◆ **DATA SHOWN**:

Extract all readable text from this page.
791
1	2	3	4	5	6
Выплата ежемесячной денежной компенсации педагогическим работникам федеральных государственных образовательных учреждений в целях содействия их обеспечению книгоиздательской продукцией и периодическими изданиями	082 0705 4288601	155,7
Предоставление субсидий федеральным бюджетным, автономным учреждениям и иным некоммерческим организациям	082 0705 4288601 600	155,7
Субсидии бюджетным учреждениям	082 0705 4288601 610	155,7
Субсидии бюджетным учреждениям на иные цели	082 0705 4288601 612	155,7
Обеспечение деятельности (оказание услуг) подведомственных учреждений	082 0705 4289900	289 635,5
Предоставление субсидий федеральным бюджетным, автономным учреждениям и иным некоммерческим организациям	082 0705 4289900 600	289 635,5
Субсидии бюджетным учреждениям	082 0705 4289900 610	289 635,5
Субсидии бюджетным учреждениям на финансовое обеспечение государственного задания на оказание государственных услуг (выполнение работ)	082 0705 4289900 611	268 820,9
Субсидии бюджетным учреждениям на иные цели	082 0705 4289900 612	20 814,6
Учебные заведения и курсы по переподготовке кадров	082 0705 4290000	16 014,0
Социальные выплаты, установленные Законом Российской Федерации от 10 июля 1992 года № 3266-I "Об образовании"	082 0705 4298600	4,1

◆ **JOB**: In this exercise, repeat all entries exactly.

◆ **WRITTEN ANSWER**:
Extract all readable text from this page.
791
1	2	3	4	5	6
Выплата ежемесячной денежной компенсации педагогическим работникам федеральных государственных образовательных учреждений в целях содействия их обеспечению книгоиздательской продукцией и периодическими изданиями	082 0705 4288601	155,7
Предоставление субсидий федеральным бюджетным, автономным учреждениям и иным некоммерческим организациям	082 0705 4288601 600	155,7
Субсидии бюджетным учреждениям	082 0705 4288601 610	155,7
Субсидии бюджетным учреждениям на иные цели	082 0705 4288601 612	155,7
Обеспечение деятельности (оказание услуг) подведомственных учреждений	082 0705 4289900	289 635,5
Предоставление субсидий федеральным бюджетным, автономным учреждениям и иным некоммерческим организациям	082 0705 4289900 600	289 635,5
Субсидии бюджетным учреждениям	082 0705 4289900 610	289 635,5
Субсидии бюджетным учреждениям на финансовое обеспечение государственного задания на оказание государственных услуг (выполнение работ)	082 0705 4289900 611	268 820,9
Субсидии бюджетным учреждениям на иные цели	082 0705 4289900 612	20 814,6
Учебные заведения и курсы по переподготовке кадров	082 0705 4290000	16 014,0
Социальные выплаты, установленные Законом Российской Федерации от 10 июля 1992 года № 3266-I "Об образовании"	082 0705 4298600	4,1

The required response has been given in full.